→ Aim of the exercise:
Each entry in the listing below should be restated word for word.

Data entries:

[START]

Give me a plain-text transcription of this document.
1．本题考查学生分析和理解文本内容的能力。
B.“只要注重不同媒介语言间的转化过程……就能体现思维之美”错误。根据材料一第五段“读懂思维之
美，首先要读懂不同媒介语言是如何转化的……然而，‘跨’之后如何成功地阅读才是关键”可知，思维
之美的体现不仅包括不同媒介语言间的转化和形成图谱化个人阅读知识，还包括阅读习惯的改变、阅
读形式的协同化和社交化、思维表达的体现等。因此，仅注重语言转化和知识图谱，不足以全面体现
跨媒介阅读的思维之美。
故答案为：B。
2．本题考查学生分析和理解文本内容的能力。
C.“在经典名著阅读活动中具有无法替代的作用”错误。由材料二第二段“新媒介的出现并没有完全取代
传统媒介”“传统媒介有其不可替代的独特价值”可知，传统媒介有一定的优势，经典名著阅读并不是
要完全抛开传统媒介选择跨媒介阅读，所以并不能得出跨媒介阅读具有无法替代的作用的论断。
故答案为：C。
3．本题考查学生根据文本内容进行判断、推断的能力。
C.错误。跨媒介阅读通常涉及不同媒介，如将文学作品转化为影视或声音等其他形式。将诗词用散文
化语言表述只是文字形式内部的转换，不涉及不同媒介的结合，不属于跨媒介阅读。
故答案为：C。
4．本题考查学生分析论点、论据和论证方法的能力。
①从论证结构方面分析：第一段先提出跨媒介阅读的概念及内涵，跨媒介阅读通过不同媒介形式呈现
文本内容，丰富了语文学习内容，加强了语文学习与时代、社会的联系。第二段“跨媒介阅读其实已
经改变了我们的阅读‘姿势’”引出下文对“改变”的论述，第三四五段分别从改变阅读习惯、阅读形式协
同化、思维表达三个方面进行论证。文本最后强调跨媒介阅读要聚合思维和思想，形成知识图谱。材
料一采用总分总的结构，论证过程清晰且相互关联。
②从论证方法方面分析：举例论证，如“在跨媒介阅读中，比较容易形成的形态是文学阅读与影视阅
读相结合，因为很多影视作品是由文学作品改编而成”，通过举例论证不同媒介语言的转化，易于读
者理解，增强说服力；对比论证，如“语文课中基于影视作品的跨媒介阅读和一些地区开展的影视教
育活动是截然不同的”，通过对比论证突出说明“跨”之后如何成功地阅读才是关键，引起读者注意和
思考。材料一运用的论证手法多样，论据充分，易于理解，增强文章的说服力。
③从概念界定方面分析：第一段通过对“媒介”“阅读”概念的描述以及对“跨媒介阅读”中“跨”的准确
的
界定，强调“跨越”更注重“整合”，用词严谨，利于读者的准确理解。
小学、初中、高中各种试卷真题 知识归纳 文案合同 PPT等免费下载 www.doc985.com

[END]

→ Full answer:
Give me a plain-text transcription of this document.
1．本题考查学生分析和理解文本内容的能力。
B.“只要注重不同媒介语言间的转化过程……就能体现思维之美”错误。根据材料一第五段“读懂思维之
美，首先要读懂不同媒介语言是如何转化的……然而，‘跨’之后如何成功地阅读才是关键”可知，思维
之美的体现不仅包括不同媒介语言间的转化和形成图谱化个人阅读知识，还包括阅读习惯的改变、阅
读形式的协同化和社交化、思维表达的体现等。因此，仅注重语言转化和知识图谱，不足以全面体现
跨媒介阅读的思维之美。
故答案为：B。
2．本题考查学生分析和理解文本内容的能力。
C.“在经典名著阅读活动中具有无法替代的作用”错误。由材料二第二段“新媒介的出现并没有完全取代
传统媒介”“传统媒介有其不可替代的独特价值”可知，传统媒介有一定的优势，经典名著阅读并不是
要完全抛开传统媒介选择跨媒介阅读，所以并不能得出跨媒介阅读具有无法替代的作用的论断。
故答案为：C。
3．本题考查学生根据文本内容进行判断、推断的能力。
C.错误。跨媒介阅读通常涉及不同媒介，如将文学作品转化为影视或声音等其他形式。将诗词用散文
化语言表述只是文字形式内部的转换，不涉及不同媒介的结合，不属于跨媒介阅读。
故答案为：C。
4．本题考查学生分析论点、论据和论证方法的能力。
①从论证结构方面分析：第一段先提出跨媒介阅读的概念及内涵，跨媒介阅读通过不同媒介形式呈现
文本内容，丰富了语文学习内容，加强了语文学习与时代、社会的联系。第二段“跨媒介阅读其实已
经改变了我们的阅读‘姿势’”引出下文对“改变”的论述，第三四五段分别从改变阅读习惯、阅读形式协
同化、思维表达三个方面进行论证。文本最后强调跨媒介阅读要聚合思维和思想，形成知识图谱。材
料一采用总分总的结构，论证过程清晰且相互关联。
②从论证方法方面分析：举例论证，如“在跨媒介阅读中，比较容易形成的形态是文学阅读与影视阅
读相结合，因为很多影视作品是由文学作品改编而成”，通过举例论证不同媒介语言的转化，易于读
者理解，增强说服力；对比论证，如“语文课中基于影视作品的跨媒介阅读和一些地区开展的影视教
育活动是截然不同的”，通过对比论证突出说明“跨”之后如何成功地阅读才是关键，引起读者注意和
思考。材料一运用的论证手法多样，论据充分，易于理解，增强文章的说服力。
③从概念界定方面分析：第一段通过对“媒介”“阅读”概念的描述以及对“跨媒介阅读”中“跨”的准确
的
界定，强调“跨越”更注重“整合”，用词严谨，利于读者的准确理解。
小学、初中、高中各种试卷真题 知识归纳 文案合同 PPT等免费下载 www.doc985.com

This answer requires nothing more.